#### [What this task involves]
Print all the records exactly, please.

--- START OF The data ---

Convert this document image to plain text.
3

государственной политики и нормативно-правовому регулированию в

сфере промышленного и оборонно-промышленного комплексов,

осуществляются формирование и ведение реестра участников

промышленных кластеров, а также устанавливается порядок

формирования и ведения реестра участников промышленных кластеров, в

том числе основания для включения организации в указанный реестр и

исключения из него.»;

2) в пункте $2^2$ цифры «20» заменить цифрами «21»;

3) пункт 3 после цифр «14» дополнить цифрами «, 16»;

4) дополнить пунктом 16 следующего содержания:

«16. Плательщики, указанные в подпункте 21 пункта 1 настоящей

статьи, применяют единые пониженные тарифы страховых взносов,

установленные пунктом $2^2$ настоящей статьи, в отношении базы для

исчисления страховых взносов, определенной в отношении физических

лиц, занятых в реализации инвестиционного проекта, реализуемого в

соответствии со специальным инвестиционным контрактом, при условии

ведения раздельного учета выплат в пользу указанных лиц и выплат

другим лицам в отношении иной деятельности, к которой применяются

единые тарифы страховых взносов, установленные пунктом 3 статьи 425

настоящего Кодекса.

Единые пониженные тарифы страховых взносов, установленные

--- END OF The data ---

#### [Result of this task]
Convert this document image to plain text.
3

государственной политики и нормативно-правовому регулированию в

сфере промышленного и оборонно-промышленного комплексов,

осуществляются формирование и ведение реестра участников

промышленных кластеров, а также устанавливается порядок

формирования и ведения реестра участников промышленных кластеров, в

том числе основания для включения организации в указанный реестр и

исключения из него.»;

2) в пункте $2^2$ цифры «20» заменить цифрами «21»;

3) пункт 3 после цифр «14» дополнить цифрами «, 16»;

4) дополнить пунктом 16 следующего содержания:

«16. Плательщики, указанные в подпункте 21 пункта 1 настоящей

статьи, применяют единые пониженные тарифы страховых взносов,

установленные пунктом $2^2$ настоящей статьи, в отношении базы для

исчисления страховых взносов, определенной в отношении физических

лиц, занятых в реализации инвестиционного проекта, реализуемого в

соответствии со специальным инвестиционным контрактом, при условии

ведения раздельного учета выплат в пользу указанных лиц и выплат

другим лицам в отношении иной деятельности, к которой применяются

единые тарифы страховых взносов, установленные пунктом 3 статьи 425

настоящего Кодекса.

Единые пониженные тарифы страховых взносов, установленные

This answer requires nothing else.